- **TASK TO CARRY OUT**: Count every line that has the word "color". Give the number, without anything more.

━━ MATERIAL TO PROCESS ━━

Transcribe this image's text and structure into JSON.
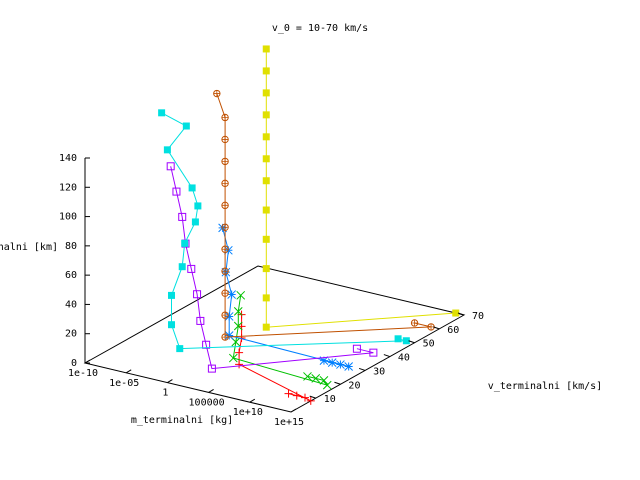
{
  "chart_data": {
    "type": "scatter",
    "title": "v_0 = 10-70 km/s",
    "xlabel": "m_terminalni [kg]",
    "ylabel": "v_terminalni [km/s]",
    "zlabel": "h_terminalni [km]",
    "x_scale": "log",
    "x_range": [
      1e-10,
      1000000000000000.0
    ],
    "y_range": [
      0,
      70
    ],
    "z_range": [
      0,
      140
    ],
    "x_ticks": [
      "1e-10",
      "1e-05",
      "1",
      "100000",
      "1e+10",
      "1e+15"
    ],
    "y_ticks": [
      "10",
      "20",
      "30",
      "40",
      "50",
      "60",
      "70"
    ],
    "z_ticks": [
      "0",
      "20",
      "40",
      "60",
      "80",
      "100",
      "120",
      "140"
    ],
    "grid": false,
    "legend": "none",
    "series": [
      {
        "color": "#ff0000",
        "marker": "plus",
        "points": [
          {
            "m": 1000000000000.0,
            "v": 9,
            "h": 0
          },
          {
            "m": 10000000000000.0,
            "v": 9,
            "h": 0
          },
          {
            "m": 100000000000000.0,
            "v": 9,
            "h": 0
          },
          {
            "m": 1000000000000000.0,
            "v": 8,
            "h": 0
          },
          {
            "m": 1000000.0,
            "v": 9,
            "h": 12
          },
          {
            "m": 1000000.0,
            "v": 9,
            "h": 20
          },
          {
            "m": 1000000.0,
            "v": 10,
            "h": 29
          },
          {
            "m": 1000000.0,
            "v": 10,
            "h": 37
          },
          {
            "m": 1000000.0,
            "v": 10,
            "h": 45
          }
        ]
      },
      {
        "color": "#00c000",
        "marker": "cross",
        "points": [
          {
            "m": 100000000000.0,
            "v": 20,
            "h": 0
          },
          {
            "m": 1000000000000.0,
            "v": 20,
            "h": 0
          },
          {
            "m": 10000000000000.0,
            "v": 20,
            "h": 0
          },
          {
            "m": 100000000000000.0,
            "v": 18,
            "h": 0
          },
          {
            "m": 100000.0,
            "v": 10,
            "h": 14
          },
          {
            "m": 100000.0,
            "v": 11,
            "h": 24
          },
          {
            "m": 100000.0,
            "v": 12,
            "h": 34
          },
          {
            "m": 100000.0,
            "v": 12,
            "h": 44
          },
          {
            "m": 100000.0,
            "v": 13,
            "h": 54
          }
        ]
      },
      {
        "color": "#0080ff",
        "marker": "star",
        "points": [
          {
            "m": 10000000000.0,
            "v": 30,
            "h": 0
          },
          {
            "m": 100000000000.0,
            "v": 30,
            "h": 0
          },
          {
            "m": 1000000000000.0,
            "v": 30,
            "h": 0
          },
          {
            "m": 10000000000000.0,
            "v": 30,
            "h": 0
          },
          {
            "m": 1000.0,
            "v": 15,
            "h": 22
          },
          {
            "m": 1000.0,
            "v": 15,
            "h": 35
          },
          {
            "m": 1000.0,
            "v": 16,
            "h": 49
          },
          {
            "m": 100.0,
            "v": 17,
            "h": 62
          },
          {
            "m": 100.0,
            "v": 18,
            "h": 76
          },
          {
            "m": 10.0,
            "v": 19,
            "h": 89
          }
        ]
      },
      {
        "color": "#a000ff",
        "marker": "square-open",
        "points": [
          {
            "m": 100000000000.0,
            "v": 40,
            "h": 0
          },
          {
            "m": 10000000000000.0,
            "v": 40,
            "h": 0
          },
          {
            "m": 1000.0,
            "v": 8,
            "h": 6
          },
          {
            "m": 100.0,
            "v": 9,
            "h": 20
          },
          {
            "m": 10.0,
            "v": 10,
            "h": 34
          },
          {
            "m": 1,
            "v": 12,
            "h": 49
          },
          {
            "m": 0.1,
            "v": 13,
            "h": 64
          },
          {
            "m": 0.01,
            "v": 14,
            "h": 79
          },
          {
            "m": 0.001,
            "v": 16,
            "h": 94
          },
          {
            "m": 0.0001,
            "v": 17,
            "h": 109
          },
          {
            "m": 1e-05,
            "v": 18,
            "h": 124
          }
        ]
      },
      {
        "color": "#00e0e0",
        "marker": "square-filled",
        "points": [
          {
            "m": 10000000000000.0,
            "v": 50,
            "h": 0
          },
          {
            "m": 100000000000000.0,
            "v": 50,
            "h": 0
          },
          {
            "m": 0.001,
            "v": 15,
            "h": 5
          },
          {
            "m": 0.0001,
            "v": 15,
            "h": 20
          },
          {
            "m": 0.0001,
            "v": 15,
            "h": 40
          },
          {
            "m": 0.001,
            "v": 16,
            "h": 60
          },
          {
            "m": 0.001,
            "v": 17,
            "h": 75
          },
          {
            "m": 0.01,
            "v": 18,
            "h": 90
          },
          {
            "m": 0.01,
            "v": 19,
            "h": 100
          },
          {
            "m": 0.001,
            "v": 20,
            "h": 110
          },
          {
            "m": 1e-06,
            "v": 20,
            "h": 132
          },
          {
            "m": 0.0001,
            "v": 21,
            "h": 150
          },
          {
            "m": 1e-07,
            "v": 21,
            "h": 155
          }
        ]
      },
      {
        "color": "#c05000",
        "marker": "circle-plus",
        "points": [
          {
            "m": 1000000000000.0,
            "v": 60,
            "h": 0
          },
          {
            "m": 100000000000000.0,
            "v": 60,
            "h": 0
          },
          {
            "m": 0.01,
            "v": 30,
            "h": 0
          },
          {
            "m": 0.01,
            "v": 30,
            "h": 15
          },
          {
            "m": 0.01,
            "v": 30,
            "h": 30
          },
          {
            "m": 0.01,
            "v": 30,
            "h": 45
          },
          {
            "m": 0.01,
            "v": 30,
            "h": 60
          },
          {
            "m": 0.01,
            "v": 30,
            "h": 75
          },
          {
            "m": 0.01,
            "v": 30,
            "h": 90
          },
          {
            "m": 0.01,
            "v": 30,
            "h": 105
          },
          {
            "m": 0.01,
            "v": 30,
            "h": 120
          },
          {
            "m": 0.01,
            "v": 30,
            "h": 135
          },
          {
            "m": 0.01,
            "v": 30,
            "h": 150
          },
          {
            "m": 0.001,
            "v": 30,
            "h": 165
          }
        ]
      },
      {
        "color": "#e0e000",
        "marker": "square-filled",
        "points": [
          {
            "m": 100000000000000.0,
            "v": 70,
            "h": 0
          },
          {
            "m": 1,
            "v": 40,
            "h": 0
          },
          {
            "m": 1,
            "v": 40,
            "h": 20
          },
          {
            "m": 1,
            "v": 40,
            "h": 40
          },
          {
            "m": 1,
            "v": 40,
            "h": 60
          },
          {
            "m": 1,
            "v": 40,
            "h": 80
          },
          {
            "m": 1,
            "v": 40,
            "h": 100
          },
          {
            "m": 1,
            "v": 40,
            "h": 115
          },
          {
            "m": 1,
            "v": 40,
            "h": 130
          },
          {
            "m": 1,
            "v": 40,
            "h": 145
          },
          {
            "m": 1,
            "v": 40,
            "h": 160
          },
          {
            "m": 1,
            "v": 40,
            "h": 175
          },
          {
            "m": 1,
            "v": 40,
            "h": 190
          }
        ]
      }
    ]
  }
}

━━━

- **WORKED SOLUTION**: 7